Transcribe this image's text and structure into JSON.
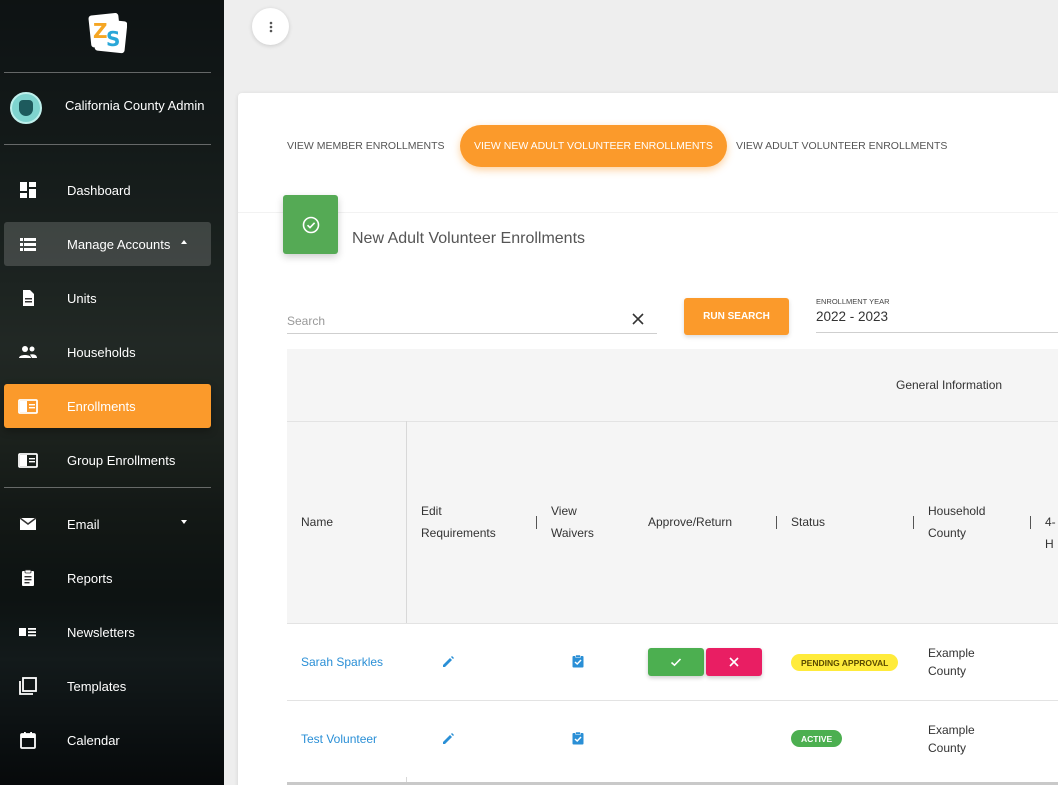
{
  "sidebar": {
    "logo_text": "ZS",
    "user_name": "California County Admin...",
    "items": [
      {
        "label": "Dashboard",
        "icon": "dashboard-icon"
      },
      {
        "label": "Manage Accounts",
        "icon": "list-icon"
      },
      {
        "label": "Units",
        "icon": "document-icon"
      },
      {
        "label": "Households",
        "icon": "people-icon"
      },
      {
        "label": "Enrollments",
        "icon": "enrollment-card-icon"
      },
      {
        "label": "Group Enrollments",
        "icon": "enrollment-card-icon"
      },
      {
        "label": "Email",
        "icon": "mail-icon"
      },
      {
        "label": "Reports",
        "icon": "clipboard-icon"
      },
      {
        "label": "Newsletters",
        "icon": "newsletter-icon"
      },
      {
        "label": "Templates",
        "icon": "copy-icon"
      },
      {
        "label": "Calendar",
        "icon": "calendar-icon"
      }
    ]
  },
  "tabs": [
    {
      "label": "VIEW MEMBER ENROLLMENTS",
      "active": false
    },
    {
      "label": "VIEW NEW ADULT VOLUNTEER ENROLLMENTS",
      "active": true
    },
    {
      "label": "VIEW ADULT VOLUNTEER ENROLLMENTS",
      "active": false
    }
  ],
  "card": {
    "title": "New Adult Volunteer Enrollments",
    "header_icon": "check-circle-icon"
  },
  "search": {
    "placeholder": "Search",
    "value": "",
    "run_label": "RUN SEARCH"
  },
  "enrollment_year": {
    "label": "ENROLLMENT YEAR",
    "value": "2022 - 2023"
  },
  "table": {
    "group_label": "General Information",
    "columns": {
      "name": "Name",
      "edit_1": "Edit",
      "edit_2": "Requirements",
      "waivers_1": "View",
      "waivers_2": "Waivers",
      "approve": "Approve/Return",
      "status": "Status",
      "county_1": "Household",
      "county_2": "County",
      "next": "4-H"
    },
    "rows": [
      {
        "name": "Sarah Sparkles",
        "status": "PENDING APPROVAL",
        "county_1": "Example",
        "county_2": "County"
      },
      {
        "name": "Test Volunteer",
        "status": "ACTIVE",
        "county_1": "Example",
        "county_2": "County"
      }
    ]
  },
  "colors": {
    "accent": "#fb9a2b",
    "success": "#4caf50",
    "danger": "#e91e63",
    "pending": "#ffeb3b",
    "link": "#2a8fd6"
  }
}
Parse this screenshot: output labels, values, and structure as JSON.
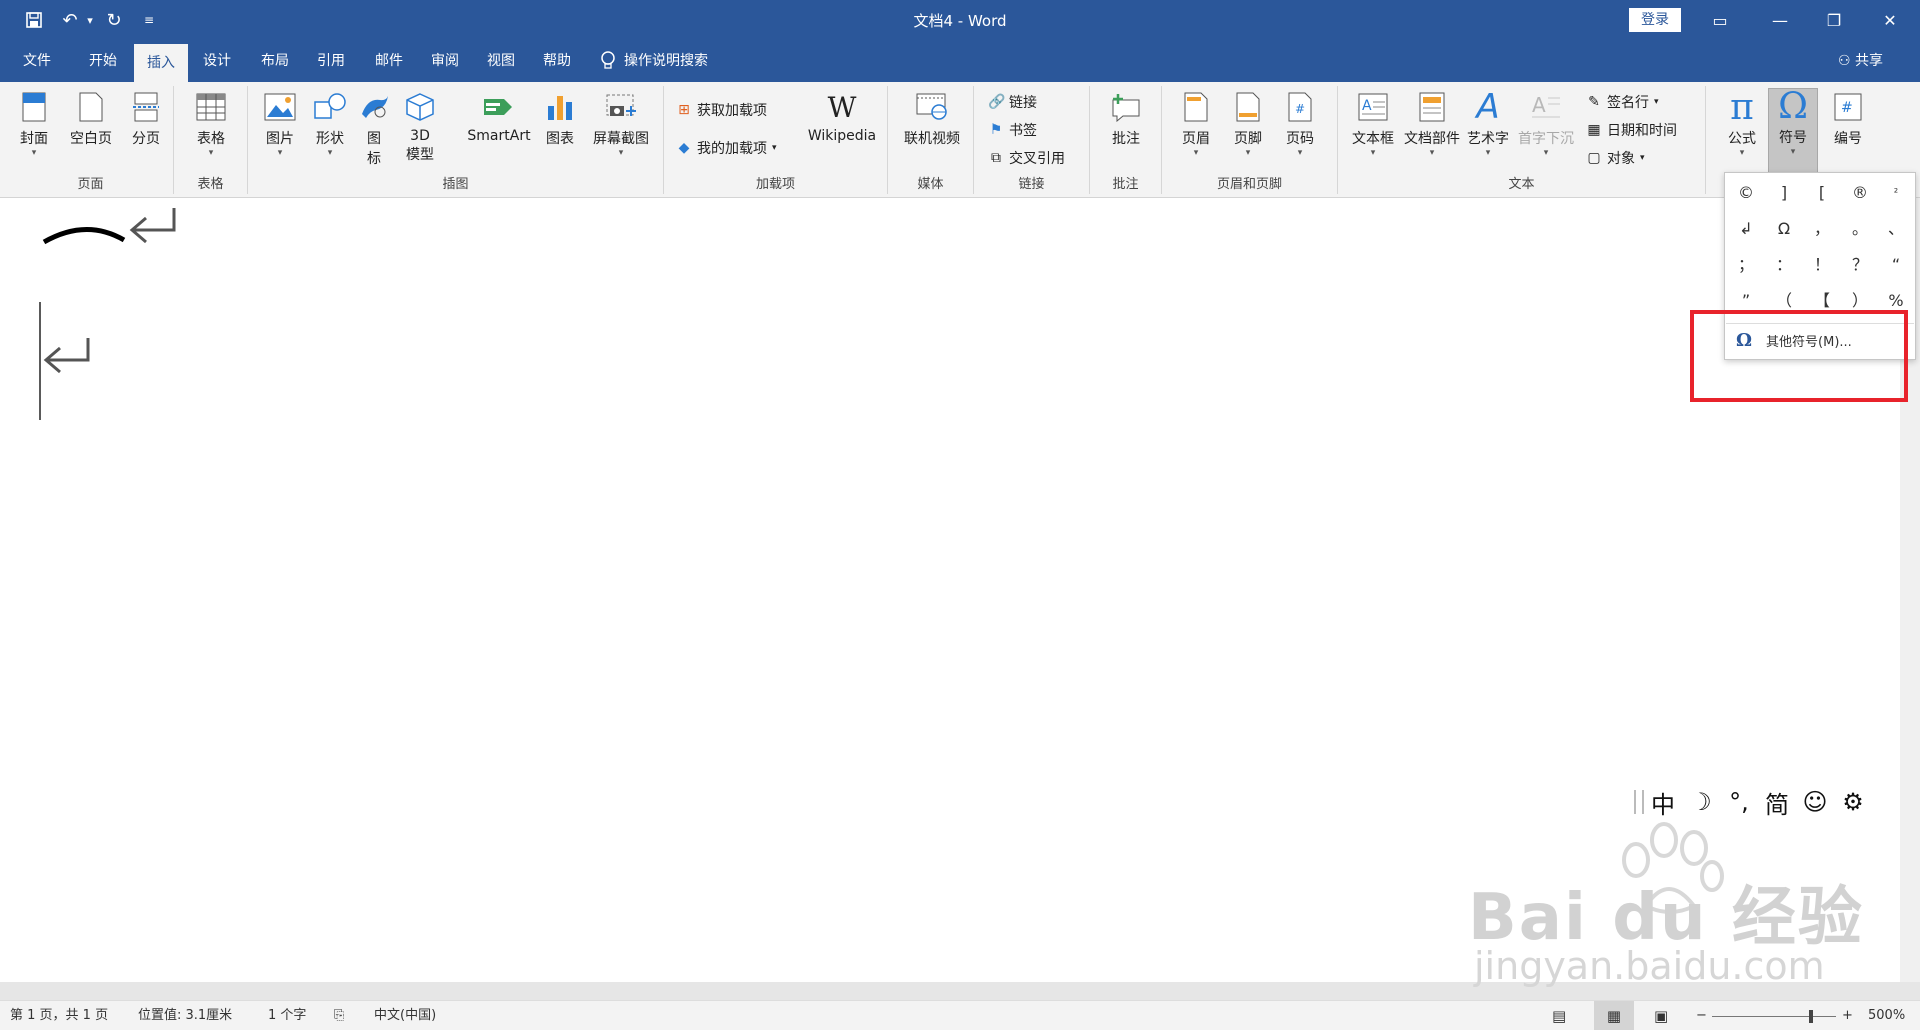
{
  "window": {
    "title": "文档4 - Word",
    "login_label": "登录"
  },
  "qat": {
    "save": "🖫",
    "undo": "↶",
    "undo_dd": "▾",
    "redo": "↻",
    "customize": "≡"
  },
  "window_controls": {
    "ribbon_display": "▭",
    "minimize": "—",
    "restore": "❐",
    "close": "✕"
  },
  "menu": {
    "tabs": [
      "文件",
      "开始",
      "插入",
      "设计",
      "布局",
      "引用",
      "邮件",
      "审阅",
      "视图",
      "帮助"
    ],
    "active": "插入",
    "tell_me": "操作说明搜索",
    "share": "共享"
  },
  "ribbon": {
    "groups": {
      "pages": "页面",
      "tables": "表格",
      "illustrations": "插图",
      "addins": "加载项",
      "media": "媒体",
      "links": "链接",
      "comments": "批注",
      "header_footer": "页眉和页脚",
      "text": "文本"
    },
    "pages": {
      "cover": "封面",
      "blank": "空白页",
      "break": "分页"
    },
    "tables": {
      "table": "表格"
    },
    "illustrations": {
      "pictures": "图片",
      "shapes": "形状",
      "icons_1": "图",
      "icons_2": "标",
      "model_1": "3D",
      "model_2": "模型",
      "smartart": "SmartArt",
      "chart": "图表",
      "screenshot": "屏幕截图"
    },
    "addins": {
      "get": "获取加载项",
      "my": "我的加载项",
      "wikipedia": "Wikipedia"
    },
    "media": {
      "online_video": "联机视频"
    },
    "links": {
      "link": "链接",
      "bookmark": "书签",
      "crossref": "交叉引用"
    },
    "comments": {
      "comment": "批注"
    },
    "header_footer": {
      "header": "页眉",
      "footer": "页脚",
      "page_number": "页码"
    },
    "text": {
      "textbox": "文本框",
      "quickparts": "文档部件",
      "wordart": "艺术字",
      "dropcap": "首字下沉",
      "signature": "签名行",
      "datetime": "日期和时间",
      "object": "对象"
    },
    "symbols": {
      "equation": "公式",
      "symbol": "符号",
      "number": "编号"
    }
  },
  "symbol_dropdown": {
    "symbols": [
      "©",
      "]",
      "[",
      "®",
      "²",
      "↲",
      "Ω",
      "，",
      "。",
      "、",
      "；",
      "：",
      "！",
      "？",
      "“",
      "”",
      "（",
      "【",
      "）",
      "%"
    ],
    "more_label": "其他符号(M)...",
    "omega": "Ω"
  },
  "ime": {
    "items": [
      "中",
      "☽",
      "°,",
      "简",
      "☺",
      "⚙"
    ]
  },
  "watermark": {
    "brand": "Bai du 经验",
    "url": "jingyan.baidu.com"
  },
  "status": {
    "page": "第 1 页，共 1 页",
    "position": "位置值: 3.1厘米",
    "words": "1 个字",
    "language": "中文(中国)",
    "zoom": "500%",
    "zoom_level": 0.8
  },
  "colors": {
    "accent": "#2b579a",
    "highlight": "#e8232b"
  }
}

════════════════════

> [What you have to do]
Pick out every line above that contains the word "screenshot" and copy it.

> [Task output]
Parse this screenshot: output labels, values, and structure as JSON.
      "screenshot": "屏幕截图"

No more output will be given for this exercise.